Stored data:
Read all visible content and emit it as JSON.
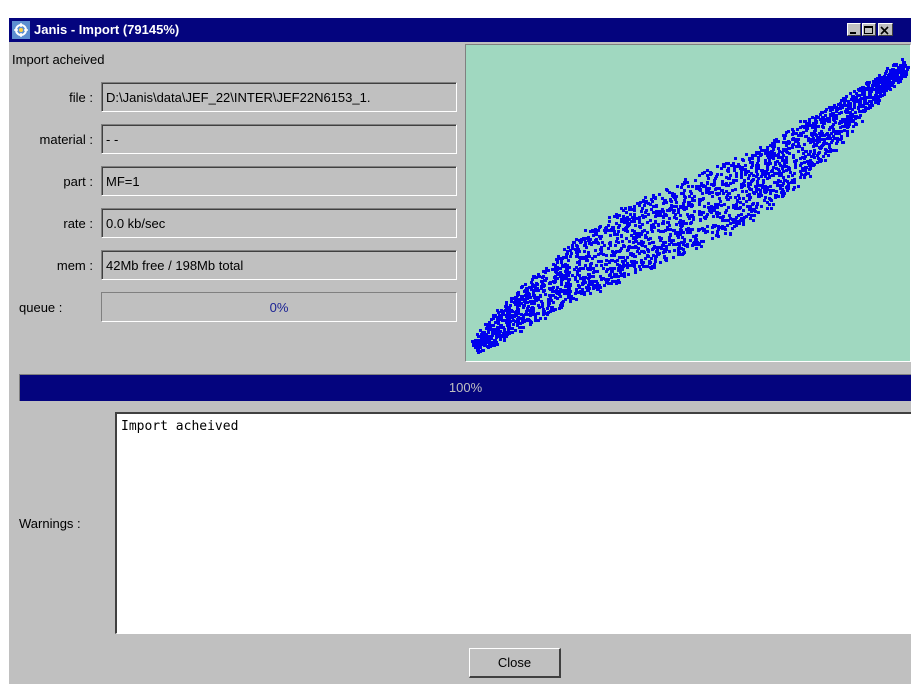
{
  "window": {
    "title": "Janis - Import (79145%)"
  },
  "status": {
    "text": "Import acheived"
  },
  "fields": {
    "file_label": "file :",
    "file_value": "D:\\Janis\\data\\JEF_22\\INTER\\JEF22N6153_1.",
    "material_label": "material :",
    "material_value": "- -",
    "part_label": "part :",
    "part_value": "MF=1",
    "rate_label": "rate :",
    "rate_value": "0.0 kb/sec",
    "mem_label": "mem :",
    "mem_value": "42Mb free / 198Mb total",
    "queue_label": "queue :"
  },
  "queue": {
    "percent_text": "0%",
    "fraction": 0
  },
  "progress": {
    "percent_text": "100%",
    "fraction": 1
  },
  "warnings": {
    "label": "Warnings :",
    "text": "Import acheived"
  },
  "buttons": {
    "close_label": "Close"
  },
  "colors": {
    "titlebar": "#04047e",
    "panel": "#c0c0c0",
    "plot_background": "#a0d8c0",
    "plot_points": "#0000ee",
    "progress_fill": "#04047e"
  },
  "icons": {
    "app": "janis-app-icon",
    "minimize": "minimize-icon",
    "maximize": "maximize-icon",
    "close": "close-icon"
  }
}
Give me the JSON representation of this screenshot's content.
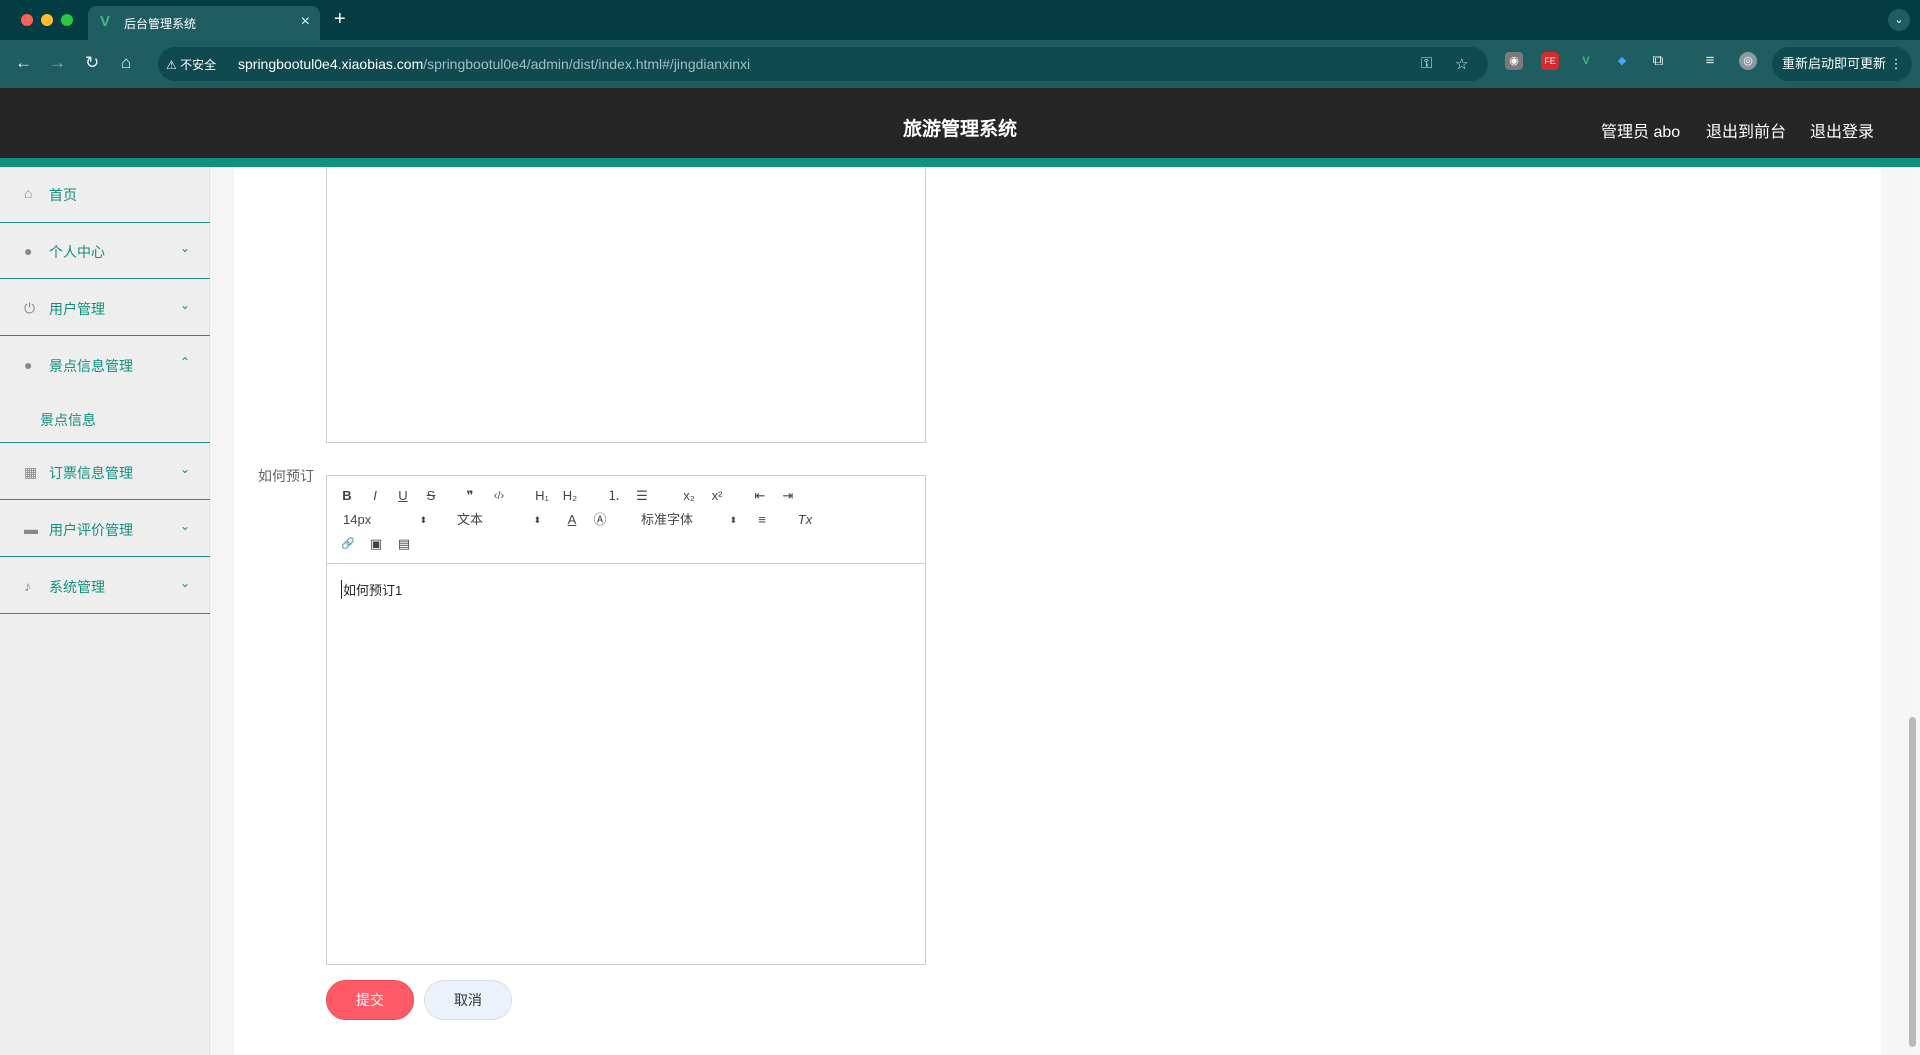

■ **The task**
Locate all lines that include the word "JSON" and copy them out.

■ **Answer below**
Read all visible content and emit it as JSON.
Give me the JSON representation of this screenshot's content.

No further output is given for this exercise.